**EXERCISE INPUT:**

##############################

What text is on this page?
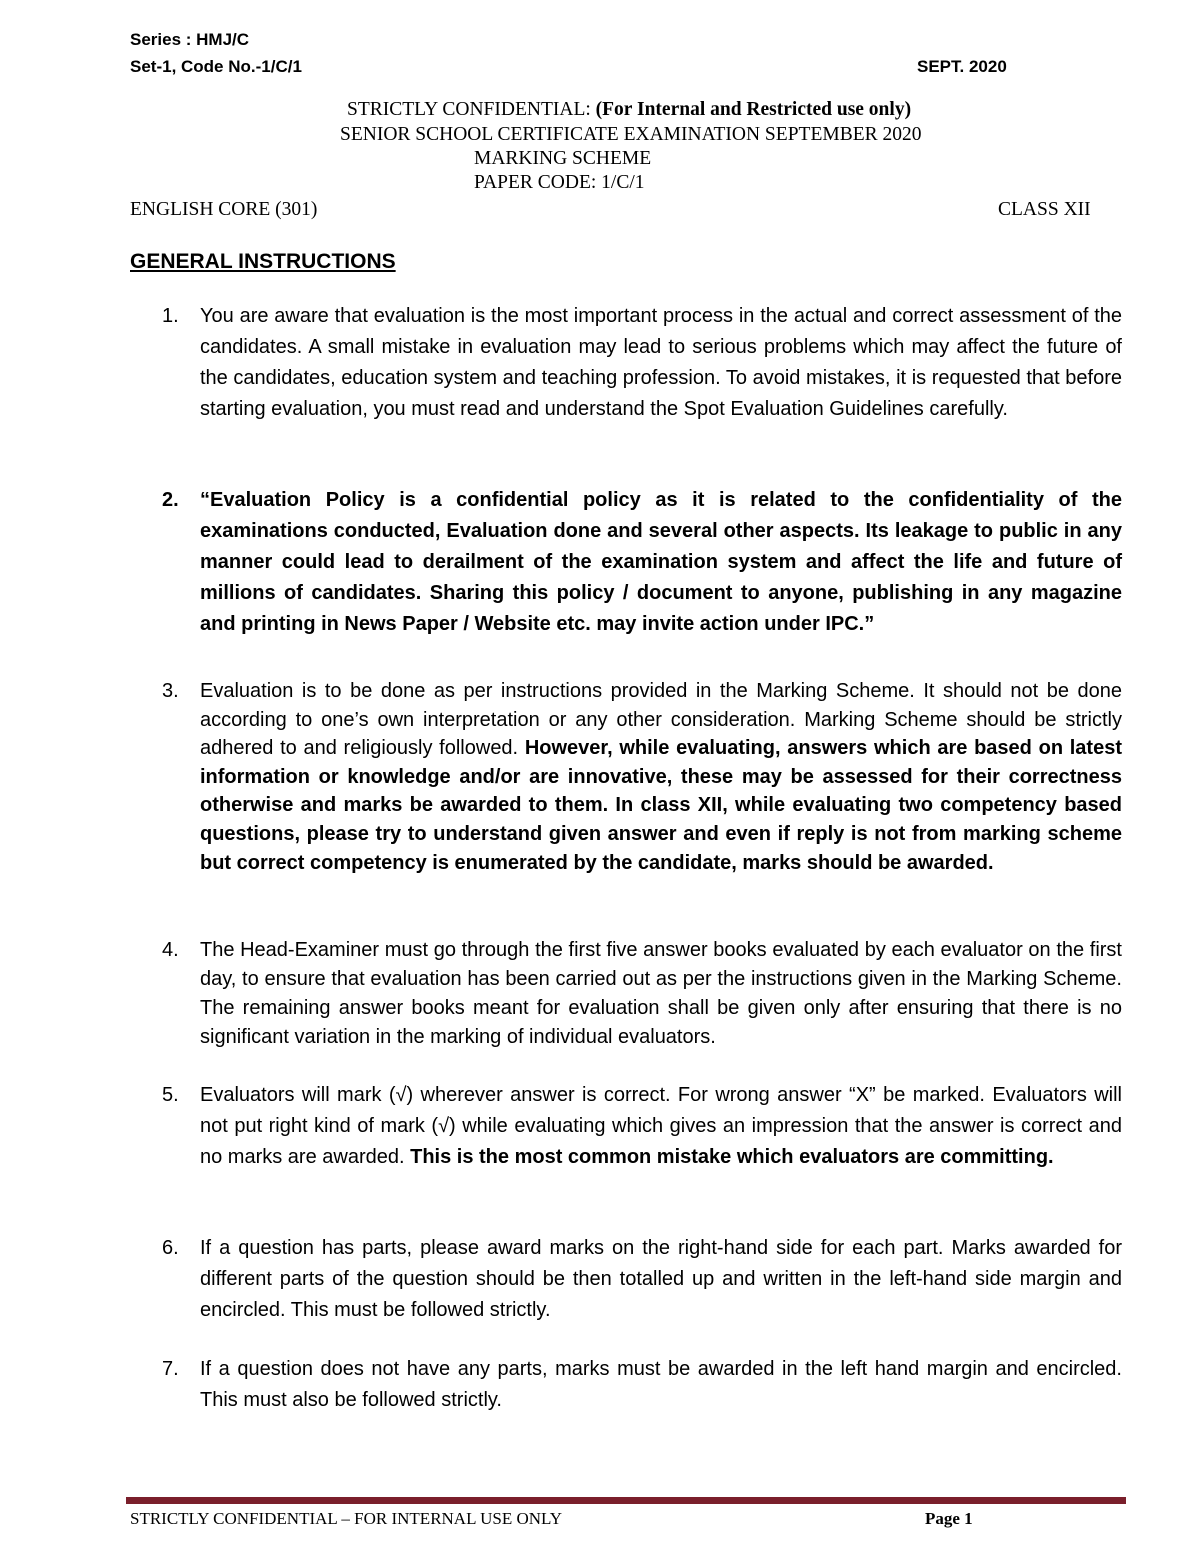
Series : HMJ/C
Set-1, Code No.-1/C/1	SEPT. 2020
STRICTLY CONFIDENTIAL: (For Internal and Restricted use only)
SENIOR SCHOOL CERTIFICATE EXAMINATION SEPTEMBER 2020
MARKING SCHEME
PAPER CODE: 1/C/1
ENGLISH CORE (301)	CLASS XII
GENERAL INSTRUCTIONS
1.	You are aware that evaluation is the most important process in the actual and correct assessment of the candidates. A small mistake in evaluation may lead to serious problems which may affect the future of the candidates, education system and teaching profession. To avoid mistakes, it is requested that before starting evaluation, you must read and understand the Spot Evaluation Guidelines carefully.
2.	“Evaluation Policy is a confidential policy as it is related to the confidentiality of the examinations conducted, Evaluation done and several other aspects. Its leakage to public in any manner could lead to derailment of the examination system and affect the life and future of millions of candidates. Sharing this policy / document to anyone, publishing in any magazine and printing in News Paper / Website etc. may invite action under IPC.”
3.	Evaluation is to be done as per instructions provided in the Marking Scheme. It should not be done according to one’s own interpretation or any other consideration. Marking Scheme should be strictly adhered to and religiously followed. However, while evaluating, answers which are based on latest information or knowledge and/or are innovative, these may be assessed for their correctness otherwise and marks be awarded to them. In class XII, while evaluating two competency based questions, please try to understand given answer and even if reply is not from marking scheme but correct competency is enumerated by the candidate, marks should be awarded.
4.	The Head-Examiner must go through the first five answer books evaluated by each evaluator on the first day, to ensure that evaluation has been carried out as per the instructions given in the Marking Scheme. The remaining answer books meant for evaluation shall be given only after ensuring that there is no significant variation in the marking of individual evaluators.
5.	Evaluators will mark (√) wherever answer is correct. For wrong answer “X” be marked. Evaluators will not put right kind of mark (√) while evaluating which gives an impression that the answer is correct and no marks are awarded. This is the most common mistake which evaluators are committing.
6.	If a question has parts, please award marks on the right-hand side for each part. Marks awarded for different parts of the question should be then totalled up and written in the left-hand side margin and encircled. This must be followed strictly.
7.	If a question does not have any parts, marks must be awarded in the left hand margin and encircled. This must also be followed strictly.
STRICTLY CONFIDENTIAL – FOR INTERNAL USE ONLY	Page 1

##############################

**EXERCISE OBJECTIVE:**
Find the lines with the string "while" and reproduce them.

**TASK RESPONSE:**
3.	Evaluation is to be done as per instructions provided in the Marking Scheme. It should not be done according to one’s own interpretation or any other consideration. Marking Scheme should be strictly adhered to and religiously followed. However, while evaluating, answers which are based on latest information or knowledge and/or are innovative, these may be assessed for their correctness otherwise and marks be awarded to them. In class XII, while evaluating two competency based questions, please try to understand given answer and even if reply is not from marking scheme but correct competency is enumerated by the candidate, marks should be awarded.
5.	Evaluators will mark (√) wherever answer is correct. For wrong answer “X” be marked. Evaluators will not put right kind of mark (√) while evaluating which gives an impression that the answer is correct and no marks are awarded. This is the most common mistake which evaluators are committing.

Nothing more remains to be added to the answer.